» **Text passage**
%%

Update security-release-process.md to clarify when to close the github tracking issue.

[cji]

We should add a step on when to close out the public github tracking issue. I propose that once we've sent everything out, fixes are released, and we've sent the CVE data to MITRE, we can consider the issue "closed" as our process is completed.

[k8s-ci-robot]

[APPROVALNOTIFIER] This PR is APPROVED

This pull-request has been approved by: cji

The full list of commands accepted by this bot can be found here.

The pull request process is described here

Needs approval from an approver in each of these files: - ~~[OWNERS](https://github.com/kubernetes/committee-security-response/blob/main/OWNERS)~~ [cji] Approvers can indicate their approval by writing `/approve` in a comment Approvers can cancel approval by writing `/approve cancel` in a comment

[k8s-triage-robot]

The Kubernetes project currently lacks enough contributors to adequately respond to all PRs.

%%

» **Data for analysis**

%%

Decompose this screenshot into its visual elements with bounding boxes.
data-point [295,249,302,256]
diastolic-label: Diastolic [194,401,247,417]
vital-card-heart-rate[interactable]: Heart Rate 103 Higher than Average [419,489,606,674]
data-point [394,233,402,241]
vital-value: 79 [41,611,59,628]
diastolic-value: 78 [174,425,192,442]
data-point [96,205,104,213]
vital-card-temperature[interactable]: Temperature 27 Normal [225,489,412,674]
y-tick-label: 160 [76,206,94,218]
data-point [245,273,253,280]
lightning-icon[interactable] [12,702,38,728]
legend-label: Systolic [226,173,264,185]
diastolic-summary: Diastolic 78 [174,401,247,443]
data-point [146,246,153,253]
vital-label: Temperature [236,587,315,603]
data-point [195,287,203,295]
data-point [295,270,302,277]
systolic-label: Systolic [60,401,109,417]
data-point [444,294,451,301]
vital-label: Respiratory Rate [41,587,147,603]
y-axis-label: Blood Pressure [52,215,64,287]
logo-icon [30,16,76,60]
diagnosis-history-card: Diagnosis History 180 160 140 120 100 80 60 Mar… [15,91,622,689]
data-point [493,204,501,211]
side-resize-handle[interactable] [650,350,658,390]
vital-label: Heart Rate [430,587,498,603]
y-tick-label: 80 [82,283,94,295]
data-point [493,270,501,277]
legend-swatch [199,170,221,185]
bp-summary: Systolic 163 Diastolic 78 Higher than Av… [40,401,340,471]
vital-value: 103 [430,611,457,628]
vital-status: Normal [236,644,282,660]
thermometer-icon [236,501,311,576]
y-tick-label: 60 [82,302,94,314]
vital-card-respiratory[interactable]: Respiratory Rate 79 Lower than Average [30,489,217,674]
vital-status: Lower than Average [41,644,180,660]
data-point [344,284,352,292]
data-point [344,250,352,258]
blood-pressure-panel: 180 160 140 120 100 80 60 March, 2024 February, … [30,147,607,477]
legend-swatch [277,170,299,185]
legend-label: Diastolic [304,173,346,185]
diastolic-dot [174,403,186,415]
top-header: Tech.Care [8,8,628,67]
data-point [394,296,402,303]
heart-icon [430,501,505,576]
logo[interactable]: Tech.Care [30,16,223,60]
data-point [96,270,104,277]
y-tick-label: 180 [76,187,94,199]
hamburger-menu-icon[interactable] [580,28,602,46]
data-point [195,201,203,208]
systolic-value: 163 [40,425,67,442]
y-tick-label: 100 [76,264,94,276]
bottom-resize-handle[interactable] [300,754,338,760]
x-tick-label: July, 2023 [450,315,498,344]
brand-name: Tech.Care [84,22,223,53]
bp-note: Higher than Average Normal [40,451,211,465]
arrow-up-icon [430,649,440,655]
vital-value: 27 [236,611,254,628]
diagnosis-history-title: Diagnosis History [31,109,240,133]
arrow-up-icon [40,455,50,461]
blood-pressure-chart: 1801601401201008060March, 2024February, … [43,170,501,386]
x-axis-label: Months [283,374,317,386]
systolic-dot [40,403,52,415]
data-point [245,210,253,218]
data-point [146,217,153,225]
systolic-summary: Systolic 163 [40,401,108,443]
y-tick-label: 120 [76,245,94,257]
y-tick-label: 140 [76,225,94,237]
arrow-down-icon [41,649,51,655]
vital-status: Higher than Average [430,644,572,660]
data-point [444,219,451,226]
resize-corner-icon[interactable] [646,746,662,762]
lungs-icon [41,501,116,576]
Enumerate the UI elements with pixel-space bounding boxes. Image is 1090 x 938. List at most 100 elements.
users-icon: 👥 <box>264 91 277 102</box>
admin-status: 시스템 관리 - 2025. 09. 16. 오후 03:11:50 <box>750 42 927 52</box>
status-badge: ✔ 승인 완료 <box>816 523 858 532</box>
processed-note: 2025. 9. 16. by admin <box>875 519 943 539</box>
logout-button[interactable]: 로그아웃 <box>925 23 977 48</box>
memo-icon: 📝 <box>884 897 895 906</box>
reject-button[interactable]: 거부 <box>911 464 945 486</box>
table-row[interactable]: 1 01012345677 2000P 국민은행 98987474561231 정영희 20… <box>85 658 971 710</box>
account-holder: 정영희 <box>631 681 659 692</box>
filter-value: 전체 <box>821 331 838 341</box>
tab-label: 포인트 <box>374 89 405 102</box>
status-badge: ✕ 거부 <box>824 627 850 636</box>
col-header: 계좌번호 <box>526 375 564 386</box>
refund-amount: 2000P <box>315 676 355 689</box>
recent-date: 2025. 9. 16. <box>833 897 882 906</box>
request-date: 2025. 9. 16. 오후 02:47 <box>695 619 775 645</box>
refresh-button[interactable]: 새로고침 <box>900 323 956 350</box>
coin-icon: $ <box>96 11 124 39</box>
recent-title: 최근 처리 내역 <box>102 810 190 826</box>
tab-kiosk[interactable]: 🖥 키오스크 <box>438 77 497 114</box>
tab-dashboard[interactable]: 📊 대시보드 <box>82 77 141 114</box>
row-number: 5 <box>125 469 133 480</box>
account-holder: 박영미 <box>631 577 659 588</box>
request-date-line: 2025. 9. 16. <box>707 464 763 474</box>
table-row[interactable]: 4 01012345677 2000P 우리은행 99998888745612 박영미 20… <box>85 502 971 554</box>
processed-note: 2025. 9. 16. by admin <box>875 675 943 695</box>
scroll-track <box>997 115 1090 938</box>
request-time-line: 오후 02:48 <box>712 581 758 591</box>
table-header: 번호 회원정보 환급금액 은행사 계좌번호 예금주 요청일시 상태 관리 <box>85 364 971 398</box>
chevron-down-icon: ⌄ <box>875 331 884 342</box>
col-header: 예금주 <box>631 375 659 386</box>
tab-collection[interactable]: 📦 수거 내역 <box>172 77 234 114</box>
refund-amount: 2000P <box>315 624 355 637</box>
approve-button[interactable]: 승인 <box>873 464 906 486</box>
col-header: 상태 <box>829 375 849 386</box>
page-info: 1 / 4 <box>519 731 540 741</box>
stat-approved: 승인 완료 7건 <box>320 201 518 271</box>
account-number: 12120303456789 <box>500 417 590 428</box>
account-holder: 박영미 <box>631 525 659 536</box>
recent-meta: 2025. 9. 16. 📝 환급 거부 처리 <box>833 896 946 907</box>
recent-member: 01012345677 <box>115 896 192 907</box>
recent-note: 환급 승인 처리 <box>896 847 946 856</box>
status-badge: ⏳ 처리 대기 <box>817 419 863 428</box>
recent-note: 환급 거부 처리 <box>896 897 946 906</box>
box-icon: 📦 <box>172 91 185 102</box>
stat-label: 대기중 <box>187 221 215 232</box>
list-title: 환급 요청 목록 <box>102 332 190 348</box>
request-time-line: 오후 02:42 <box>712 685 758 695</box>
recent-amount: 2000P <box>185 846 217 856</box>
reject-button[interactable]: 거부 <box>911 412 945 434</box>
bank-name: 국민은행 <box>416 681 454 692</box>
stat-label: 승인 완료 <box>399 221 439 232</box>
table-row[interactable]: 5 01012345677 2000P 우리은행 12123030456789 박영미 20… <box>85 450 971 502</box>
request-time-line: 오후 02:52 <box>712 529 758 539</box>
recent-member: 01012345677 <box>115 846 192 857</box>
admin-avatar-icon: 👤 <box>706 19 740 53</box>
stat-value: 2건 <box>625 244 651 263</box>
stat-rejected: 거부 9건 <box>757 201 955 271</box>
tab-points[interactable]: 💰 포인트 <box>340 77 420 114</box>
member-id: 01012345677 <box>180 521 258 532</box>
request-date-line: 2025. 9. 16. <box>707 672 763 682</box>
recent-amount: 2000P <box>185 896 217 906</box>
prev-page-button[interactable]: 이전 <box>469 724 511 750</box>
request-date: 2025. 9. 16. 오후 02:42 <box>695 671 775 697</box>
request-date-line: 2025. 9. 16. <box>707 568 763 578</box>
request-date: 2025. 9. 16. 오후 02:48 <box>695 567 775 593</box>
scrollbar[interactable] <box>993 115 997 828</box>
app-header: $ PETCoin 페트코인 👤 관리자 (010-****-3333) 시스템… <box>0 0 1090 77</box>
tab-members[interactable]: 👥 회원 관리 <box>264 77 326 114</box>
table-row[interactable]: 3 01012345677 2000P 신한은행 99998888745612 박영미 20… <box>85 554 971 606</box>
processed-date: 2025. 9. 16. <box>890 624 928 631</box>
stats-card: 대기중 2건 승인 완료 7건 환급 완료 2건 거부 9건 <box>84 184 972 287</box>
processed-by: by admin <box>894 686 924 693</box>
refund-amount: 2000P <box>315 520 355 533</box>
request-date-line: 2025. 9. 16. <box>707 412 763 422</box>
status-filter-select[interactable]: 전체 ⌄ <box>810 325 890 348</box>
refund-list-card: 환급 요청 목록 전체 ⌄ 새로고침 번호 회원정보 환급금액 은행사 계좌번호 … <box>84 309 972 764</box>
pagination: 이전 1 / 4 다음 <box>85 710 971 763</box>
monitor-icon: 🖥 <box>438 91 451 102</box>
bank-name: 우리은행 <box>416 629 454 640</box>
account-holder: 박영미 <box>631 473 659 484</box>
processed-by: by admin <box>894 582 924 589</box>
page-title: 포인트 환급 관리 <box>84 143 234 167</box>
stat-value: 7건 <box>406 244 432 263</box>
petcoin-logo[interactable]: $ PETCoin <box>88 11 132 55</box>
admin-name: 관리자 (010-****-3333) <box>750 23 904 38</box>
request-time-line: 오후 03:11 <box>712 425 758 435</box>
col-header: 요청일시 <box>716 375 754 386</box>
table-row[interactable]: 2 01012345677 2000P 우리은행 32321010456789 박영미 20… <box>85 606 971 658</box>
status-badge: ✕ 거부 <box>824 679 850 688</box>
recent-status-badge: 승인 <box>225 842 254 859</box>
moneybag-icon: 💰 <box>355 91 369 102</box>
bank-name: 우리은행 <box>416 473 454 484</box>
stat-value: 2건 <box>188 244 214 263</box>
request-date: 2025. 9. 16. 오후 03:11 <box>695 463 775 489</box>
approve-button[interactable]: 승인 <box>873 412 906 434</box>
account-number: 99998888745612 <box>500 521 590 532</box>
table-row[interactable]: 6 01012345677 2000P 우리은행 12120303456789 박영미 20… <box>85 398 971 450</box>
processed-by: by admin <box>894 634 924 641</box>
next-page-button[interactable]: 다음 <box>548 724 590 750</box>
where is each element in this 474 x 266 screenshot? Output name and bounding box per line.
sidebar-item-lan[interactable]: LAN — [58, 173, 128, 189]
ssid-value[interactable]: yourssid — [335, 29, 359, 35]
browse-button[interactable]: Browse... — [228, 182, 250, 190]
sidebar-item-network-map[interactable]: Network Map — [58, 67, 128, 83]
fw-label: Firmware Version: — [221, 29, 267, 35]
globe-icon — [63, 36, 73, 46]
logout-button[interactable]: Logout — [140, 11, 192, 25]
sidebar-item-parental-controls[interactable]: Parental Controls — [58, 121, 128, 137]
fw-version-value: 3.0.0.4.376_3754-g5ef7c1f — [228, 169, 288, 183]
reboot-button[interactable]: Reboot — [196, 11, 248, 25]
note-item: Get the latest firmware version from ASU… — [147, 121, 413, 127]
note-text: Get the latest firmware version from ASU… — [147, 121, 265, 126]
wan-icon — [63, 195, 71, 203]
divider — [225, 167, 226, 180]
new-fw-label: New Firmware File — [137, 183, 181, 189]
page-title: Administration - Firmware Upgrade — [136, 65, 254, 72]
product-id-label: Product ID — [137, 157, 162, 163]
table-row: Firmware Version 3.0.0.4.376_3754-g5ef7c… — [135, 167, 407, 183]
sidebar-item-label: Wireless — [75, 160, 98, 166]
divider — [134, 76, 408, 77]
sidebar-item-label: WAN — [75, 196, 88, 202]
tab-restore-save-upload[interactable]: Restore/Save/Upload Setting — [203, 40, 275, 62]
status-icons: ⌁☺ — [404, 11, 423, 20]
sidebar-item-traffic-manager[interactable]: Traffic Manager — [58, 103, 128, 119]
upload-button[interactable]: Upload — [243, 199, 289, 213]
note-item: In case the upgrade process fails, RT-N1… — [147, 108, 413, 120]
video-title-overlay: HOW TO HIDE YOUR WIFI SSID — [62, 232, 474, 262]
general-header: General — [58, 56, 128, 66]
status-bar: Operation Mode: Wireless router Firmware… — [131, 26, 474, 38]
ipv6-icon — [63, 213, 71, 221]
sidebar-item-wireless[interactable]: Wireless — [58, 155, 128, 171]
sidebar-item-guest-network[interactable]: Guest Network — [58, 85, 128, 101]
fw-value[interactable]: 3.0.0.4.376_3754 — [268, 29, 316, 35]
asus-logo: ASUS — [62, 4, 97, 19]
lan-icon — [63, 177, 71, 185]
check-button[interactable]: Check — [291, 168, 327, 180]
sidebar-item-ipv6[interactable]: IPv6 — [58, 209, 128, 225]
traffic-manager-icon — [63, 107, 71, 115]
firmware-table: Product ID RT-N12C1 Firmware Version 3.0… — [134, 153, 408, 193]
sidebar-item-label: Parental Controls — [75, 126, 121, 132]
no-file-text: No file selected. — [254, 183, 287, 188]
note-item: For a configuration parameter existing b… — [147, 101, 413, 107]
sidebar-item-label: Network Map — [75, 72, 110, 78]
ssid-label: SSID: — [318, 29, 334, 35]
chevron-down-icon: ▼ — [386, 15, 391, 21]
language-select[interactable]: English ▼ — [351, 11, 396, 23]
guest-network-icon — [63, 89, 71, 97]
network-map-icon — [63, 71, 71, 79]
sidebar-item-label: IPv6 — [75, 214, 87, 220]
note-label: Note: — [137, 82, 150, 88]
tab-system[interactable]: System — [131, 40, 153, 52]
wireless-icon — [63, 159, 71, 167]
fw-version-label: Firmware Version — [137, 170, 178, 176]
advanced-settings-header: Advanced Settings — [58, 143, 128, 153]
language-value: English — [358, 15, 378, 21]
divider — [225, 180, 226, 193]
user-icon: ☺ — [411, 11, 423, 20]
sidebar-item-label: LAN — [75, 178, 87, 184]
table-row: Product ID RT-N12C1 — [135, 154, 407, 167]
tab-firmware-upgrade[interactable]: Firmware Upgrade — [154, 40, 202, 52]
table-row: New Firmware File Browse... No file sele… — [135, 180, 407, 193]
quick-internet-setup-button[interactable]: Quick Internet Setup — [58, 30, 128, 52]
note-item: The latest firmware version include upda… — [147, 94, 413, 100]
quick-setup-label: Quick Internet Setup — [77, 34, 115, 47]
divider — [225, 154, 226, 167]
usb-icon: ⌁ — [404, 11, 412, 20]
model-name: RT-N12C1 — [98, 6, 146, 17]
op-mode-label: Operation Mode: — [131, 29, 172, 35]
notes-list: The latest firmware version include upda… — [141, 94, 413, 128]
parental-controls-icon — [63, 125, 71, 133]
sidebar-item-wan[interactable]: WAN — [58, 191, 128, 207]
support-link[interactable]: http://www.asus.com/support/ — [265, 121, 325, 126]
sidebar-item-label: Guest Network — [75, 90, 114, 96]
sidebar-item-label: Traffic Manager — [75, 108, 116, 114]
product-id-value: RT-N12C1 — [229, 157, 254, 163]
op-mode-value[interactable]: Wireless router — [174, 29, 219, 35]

%%

» **Problem details**
Repeat the full thread about when to close the GitHub tracking issue, word for word. None of the entries are needed for this.

» **Solution below**
Update security-release-process.md to clarify when to close the github tracking issue.

[cji]

We should add a step on when to close out the public github tracking issue. I propose that once we've sent everything out, fixes are released, and we've sent the CVE data to MITRE, we can consider the issue "closed" as our process is completed.

[k8s-ci-robot]

[APPROVALNOTIFIER] This PR is APPROVED

This pull-request has been approved by: cji

The full list of commands accepted by this bot can be found here.

The pull request process is described here

Needs approval from an approver in each of these files: - ~~[OWNERS](https://github.com/kubernetes/committee-security-response/blob/main/OWNERS)~~ [cji] Approvers can indicate their approval by writing `/approve` in a comment Approvers can cancel approval by writing `/approve cancel` in a comment

[k8s-triage-robot]

The Kubernetes project currently lacks enough contributors to adequately respond to all PRs.